== TASK TO CARRY OUT ==
Each line containing the word "this" should be found and copied.

== PROVIDED DATA ==

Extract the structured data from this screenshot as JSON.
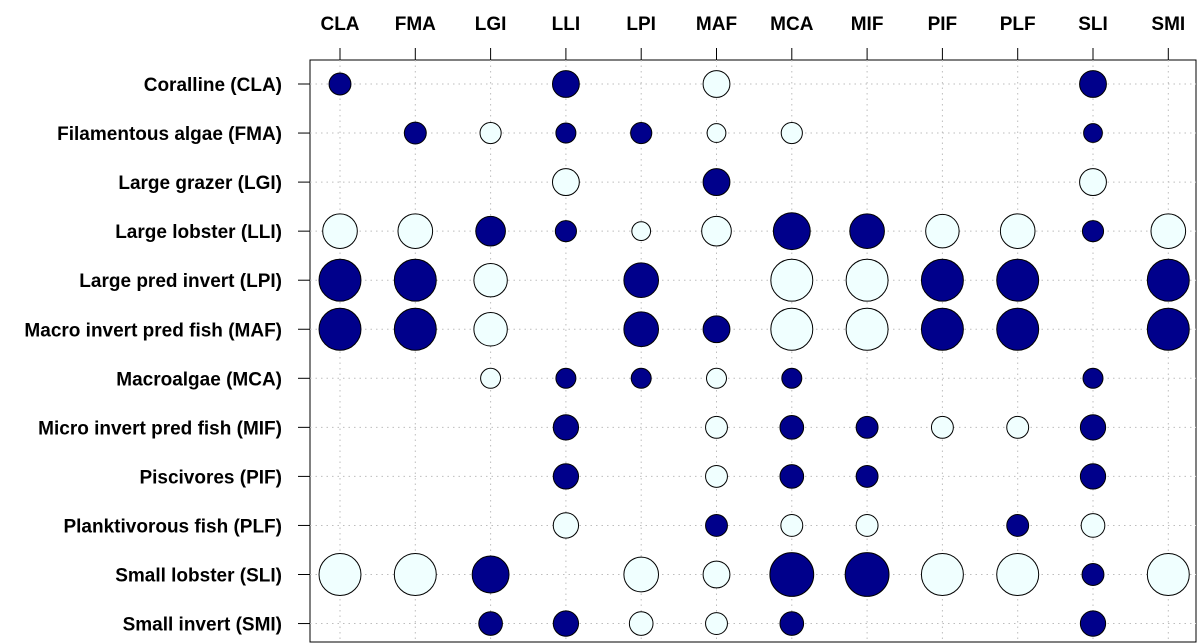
{
  "chart_data": {
    "type": "bubble-matrix",
    "columns": [
      "CLA",
      "FMA",
      "LGI",
      "LLI",
      "LPI",
      "MAF",
      "MCA",
      "MIF",
      "PIF",
      "PLF",
      "SLI",
      "SMI"
    ],
    "rows": [
      "Coralline (CLA)",
      "Filamentous algae (FMA)",
      "Large grazer (LGI)",
      "Large lobster (LLI)",
      "Large pred invert (LPI)",
      "Macro invert pred fish (MAF)",
      "Macroalgae (MCA)",
      "Micro invert pred fish (MIF)",
      "Piscivores (PIF)",
      "Planktivorous fish (PLF)",
      "Small lobster (SLI)",
      "Small invert (SMI)"
    ],
    "values": [
      [
        0.3,
        null,
        null,
        0.45,
        null,
        -0.45,
        null,
        null,
        null,
        null,
        0.45,
        null
      ],
      [
        null,
        0.3,
        -0.28,
        0.25,
        0.28,
        -0.22,
        -0.28,
        null,
        null,
        null,
        0.22,
        null
      ],
      [
        null,
        null,
        null,
        -0.45,
        null,
        0.45,
        null,
        null,
        null,
        null,
        -0.45,
        null
      ],
      [
        -0.75,
        -0.75,
        0.55,
        0.28,
        -0.22,
        -0.55,
        0.85,
        0.75,
        -0.7,
        -0.75,
        0.28,
        -0.75
      ],
      [
        1.1,
        1.1,
        -0.7,
        null,
        0.75,
        null,
        -1.1,
        -1.1,
        1.1,
        1.1,
        null,
        1.1
      ],
      [
        1.1,
        1.1,
        -0.7,
        null,
        0.75,
        0.45,
        -1.1,
        -1.1,
        1.1,
        1.1,
        null,
        1.1
      ],
      [
        null,
        null,
        -0.25,
        0.25,
        0.25,
        -0.25,
        0.25,
        null,
        null,
        null,
        0.25,
        null
      ],
      [
        null,
        null,
        null,
        0.4,
        null,
        -0.3,
        0.35,
        0.3,
        -0.3,
        -0.3,
        0.4,
        null
      ],
      [
        null,
        null,
        null,
        0.4,
        null,
        -0.3,
        0.35,
        0.3,
        null,
        null,
        0.4,
        null
      ],
      [
        null,
        null,
        null,
        -0.4,
        null,
        0.3,
        -0.3,
        -0.3,
        null,
        0.3,
        -0.35,
        null
      ],
      [
        -1.1,
        -1.1,
        0.85,
        null,
        -0.75,
        -0.45,
        1.2,
        1.2,
        -1.1,
        -1.1,
        0.3,
        -1.1
      ],
      [
        null,
        null,
        0.35,
        0.4,
        -0.35,
        -0.3,
        0.35,
        null,
        null,
        null,
        0.4,
        null
      ]
    ],
    "value_note": "",
    "colors": {
      "positive": "#00008b",
      "negative": "#f0ffff"
    },
    "grid": true
  }
}
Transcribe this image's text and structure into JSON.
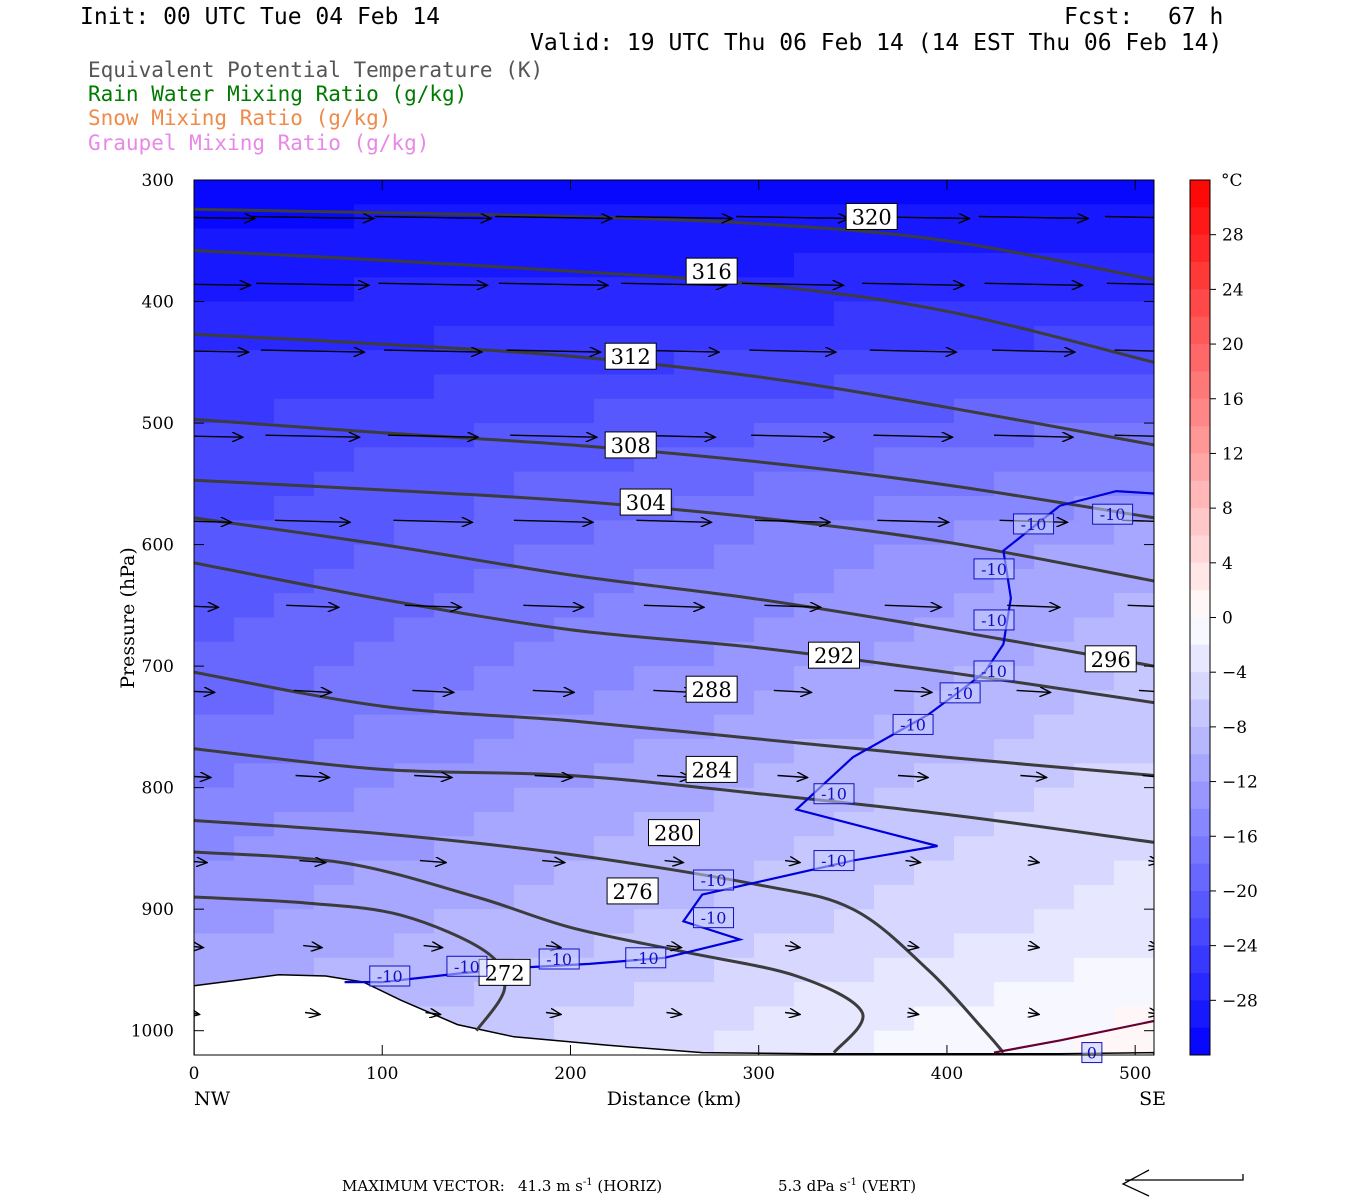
{
  "header": {
    "init": "Init: 00 UTC Tue 04 Feb 14",
    "fcst_label": "Fcst:",
    "fcst_value": "67 h",
    "valid": "Valid: 19 UTC Thu 06 Feb 14 (14 EST Thu 06 Feb 14)"
  },
  "fields": [
    {
      "label": "Equivalent Potential Temperature (K)",
      "color": "#555555"
    },
    {
      "label": "Rain Water Mixing Ratio (g/kg)",
      "color": "#007a00"
    },
    {
      "label": "Snow Mixing Ratio (g/kg)",
      "color": "#f08a4a"
    },
    {
      "label": "Graupel Mixing Ratio (g/kg)",
      "color": "#e888e8"
    }
  ],
  "footer": {
    "max_vector_label": "MAXIMUM VECTOR:",
    "horiz_value": "41.3",
    "horiz_unit": "m s",
    "horiz_exp": "-1",
    "horiz_tag": "(HORIZ)",
    "vert_value": "5.3",
    "vert_unit": "dPa s",
    "vert_exp": "-1",
    "vert_tag": "(VERT)"
  },
  "chart_data": {
    "type": "cross-section",
    "xlabel": "Distance (km)",
    "ylabel": "Pressure (hPa)",
    "xlim": [
      0,
      510
    ],
    "ylim": [
      1020,
      300
    ],
    "x_ticks": [
      0,
      100,
      200,
      300,
      400,
      500
    ],
    "y_ticks": [
      300,
      400,
      500,
      600,
      700,
      800,
      900,
      1000
    ],
    "x_end_labels": {
      "left": "NW",
      "right": "SE"
    },
    "colorbar": {
      "unit": "°C",
      "tick_labels": [
        28,
        24,
        20,
        16,
        12,
        8,
        4,
        0,
        -4,
        -8,
        -12,
        -16,
        -20,
        -24,
        -28
      ],
      "range": [
        -32,
        32
      ],
      "step": 2
    },
    "terrain_hpa": [
      [
        0,
        963
      ],
      [
        25,
        958
      ],
      [
        45,
        954
      ],
      [
        70,
        955
      ],
      [
        90,
        960
      ],
      [
        110,
        975
      ],
      [
        140,
        995
      ],
      [
        170,
        1005
      ],
      [
        220,
        1012
      ],
      [
        270,
        1018
      ],
      [
        330,
        1019
      ],
      [
        400,
        1019
      ],
      [
        460,
        1019
      ],
      [
        510,
        1018
      ]
    ],
    "temperature_field": [
      {
        "p": 300,
        "left": -31,
        "right": -31
      },
      {
        "p": 400,
        "left": -28,
        "right": -26
      },
      {
        "p": 500,
        "left": -24,
        "right": -18
      },
      {
        "p": 600,
        "left": -22,
        "right": -11
      },
      {
        "p": 700,
        "left": -20,
        "right": -8
      },
      {
        "p": 800,
        "left": -16,
        "right": -5
      },
      {
        "p": 900,
        "left": -13,
        "right": -3
      },
      {
        "p": 1000,
        "left": -10,
        "right": 1
      }
    ],
    "theta_e_contours": [
      {
        "label": "320",
        "label_at": [
          360,
          330
        ],
        "points": [
          [
            0,
            324
          ],
          [
            100,
            327
          ],
          [
            200,
            330
          ],
          [
            300,
            336
          ],
          [
            400,
            350
          ],
          [
            510,
            382
          ]
        ]
      },
      {
        "label": "316",
        "label_at": [
          275,
          375
        ],
        "points": [
          [
            0,
            358
          ],
          [
            100,
            366
          ],
          [
            200,
            375
          ],
          [
            300,
            386
          ],
          [
            400,
            408
          ],
          [
            510,
            450
          ]
        ]
      },
      {
        "label": "312",
        "label_at": [
          232,
          445
        ],
        "points": [
          [
            0,
            427
          ],
          [
            100,
            435
          ],
          [
            200,
            445
          ],
          [
            300,
            462
          ],
          [
            400,
            487
          ],
          [
            510,
            518
          ]
        ]
      },
      {
        "label": "308",
        "label_at": [
          232,
          518
        ],
        "points": [
          [
            0,
            497
          ],
          [
            100,
            508
          ],
          [
            200,
            518
          ],
          [
            300,
            532
          ],
          [
            400,
            551
          ],
          [
            510,
            578
          ]
        ]
      },
      {
        "label": "304",
        "label_at": [
          240,
          565
        ],
        "points": [
          [
            0,
            547
          ],
          [
            100,
            555
          ],
          [
            200,
            564
          ],
          [
            300,
            578
          ],
          [
            400,
            598
          ],
          [
            510,
            630
          ]
        ]
      },
      {
        "label": "292",
        "label_at": [
          340,
          691
        ],
        "points": [
          [
            0,
            615
          ],
          [
            100,
            645
          ],
          [
            200,
            670
          ],
          [
            300,
            685
          ],
          [
            400,
            705
          ],
          [
            510,
            730
          ]
        ]
      },
      {
        "label": "296",
        "label_at": [
          487,
          694
        ],
        "points": [
          [
            0,
            578
          ],
          [
            100,
            600
          ],
          [
            200,
            625
          ],
          [
            300,
            645
          ],
          [
            400,
            670
          ],
          [
            510,
            700
          ]
        ]
      },
      {
        "label": "288",
        "label_at": [
          275,
          719
        ],
        "points": [
          [
            0,
            705
          ],
          [
            100,
            733
          ],
          [
            200,
            745
          ],
          [
            300,
            760
          ],
          [
            400,
            775
          ],
          [
            510,
            790
          ]
        ]
      },
      {
        "label": "284",
        "label_at": [
          275,
          785
        ],
        "points": [
          [
            0,
            768
          ],
          [
            100,
            785
          ],
          [
            200,
            790
          ],
          [
            300,
            805
          ],
          [
            400,
            822
          ],
          [
            510,
            845
          ]
        ]
      },
      {
        "label": "280",
        "label_at": [
          255,
          837
        ],
        "points": [
          [
            0,
            827
          ],
          [
            100,
            838
          ],
          [
            200,
            855
          ],
          [
            300,
            880
          ],
          [
            350,
            900
          ],
          [
            390,
            950
          ],
          [
            420,
            1000
          ],
          [
            430,
            1018
          ]
        ]
      },
      {
        "label": "276",
        "label_at": [
          233,
          885
        ],
        "points": [
          [
            0,
            853
          ],
          [
            80,
            862
          ],
          [
            150,
            890
          ],
          [
            200,
            915
          ],
          [
            260,
            935
          ],
          [
            320,
            955
          ],
          [
            355,
            985
          ],
          [
            340,
            1018
          ]
        ]
      },
      {
        "label": "272",
        "label_at": [
          165,
          952
        ],
        "points": [
          [
            0,
            890
          ],
          [
            60,
            895
          ],
          [
            110,
            905
          ],
          [
            155,
            935
          ],
          [
            165,
            965
          ],
          [
            150,
            1000
          ]
        ]
      }
    ],
    "isotherms": [
      {
        "value": -10,
        "color": "#0000dd",
        "points": [
          [
            80,
            960
          ],
          [
            100,
            960
          ],
          [
            140,
            953
          ],
          [
            175,
            948
          ],
          [
            210,
            945
          ],
          [
            250,
            940
          ],
          [
            290,
            925
          ],
          [
            260,
            910
          ],
          [
            270,
            888
          ],
          [
            350,
            860
          ],
          [
            395,
            848
          ],
          [
            320,
            818
          ],
          [
            350,
            775
          ],
          [
            390,
            740
          ],
          [
            410,
            717
          ],
          [
            420,
            705
          ],
          [
            430,
            682
          ],
          [
            434,
            644
          ],
          [
            430,
            605
          ],
          [
            460,
            568
          ],
          [
            490,
            556
          ],
          [
            510,
            558
          ]
        ]
      },
      {
        "value": 0,
        "color": "#660033",
        "points": [
          [
            425,
            1018
          ],
          [
            460,
            1008
          ],
          [
            510,
            992
          ]
        ]
      }
    ],
    "isotherm_labels": [
      {
        "text": "-10",
        "at": [
          104,
          955
        ]
      },
      {
        "text": "-10",
        "at": [
          145,
          947
        ]
      },
      {
        "text": "-10",
        "at": [
          194,
          941
        ]
      },
      {
        "text": "-10",
        "at": [
          240,
          940
        ]
      },
      {
        "text": "-10",
        "at": [
          276,
          907
        ]
      },
      {
        "text": "-10",
        "at": [
          276,
          876
        ]
      },
      {
        "text": "-10",
        "at": [
          340,
          860
        ]
      },
      {
        "text": "-10",
        "at": [
          340,
          805
        ]
      },
      {
        "text": "-10",
        "at": [
          382,
          748
        ]
      },
      {
        "text": "-10",
        "at": [
          407,
          722
        ]
      },
      {
        "text": "-10",
        "at": [
          425,
          704
        ]
      },
      {
        "text": "-10",
        "at": [
          425,
          662
        ]
      },
      {
        "text": "-10",
        "at": [
          425,
          620
        ]
      },
      {
        "text": "-10",
        "at": [
          446,
          583
        ]
      },
      {
        "text": "-10",
        "at": [
          488,
          575
        ]
      },
      {
        "text": "0",
        "at": [
          477,
          1018
        ]
      }
    ],
    "wind_vectors": {
      "columns_km": [
        0,
        63,
        127,
        191,
        255,
        318,
        382,
        446,
        510
      ],
      "levels": [
        {
          "p": 330,
          "lengths_km": [
            65,
            65,
            62,
            62,
            62,
            60,
            60,
            58,
            52
          ]
        },
        {
          "p": 385,
          "lengths_km": [
            60,
            60,
            58,
            58,
            56,
            54,
            54,
            52,
            50
          ]
        },
        {
          "p": 440,
          "lengths_km": [
            58,
            55,
            52,
            50,
            48,
            46,
            46,
            44,
            42
          ]
        },
        {
          "p": 510,
          "lengths_km": [
            52,
            50,
            48,
            46,
            44,
            44,
            42,
            42,
            42
          ]
        },
        {
          "p": 580,
          "lengths_km": [
            40,
            40,
            42,
            42,
            40,
            40,
            38,
            36,
            34
          ]
        },
        {
          "p": 650,
          "lengths_km": [
            26,
            28,
            30,
            32,
            32,
            30,
            30,
            28,
            28
          ]
        },
        {
          "p": 720,
          "lengths_km": [
            22,
            20,
            22,
            22,
            22,
            20,
            20,
            18,
            16
          ]
        },
        {
          "p": 790,
          "lengths_km": [
            18,
            18,
            20,
            20,
            18,
            16,
            16,
            14,
            12
          ]
        },
        {
          "p": 860,
          "lengths_km": [
            14,
            14,
            14,
            12,
            10,
            8,
            8,
            6,
            6
          ]
        },
        {
          "p": 930,
          "lengths_km": [
            10,
            10,
            10,
            8,
            8,
            8,
            6,
            6,
            6
          ]
        },
        {
          "p": 985,
          "lengths_km": [
            6,
            8,
            8,
            8,
            8,
            8,
            6,
            6,
            6
          ]
        }
      ]
    }
  }
}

== EXERCISE RESULT ==
Extract the structured data from this screenshot as JSON.
Transcribe this image's text and structure into JSON.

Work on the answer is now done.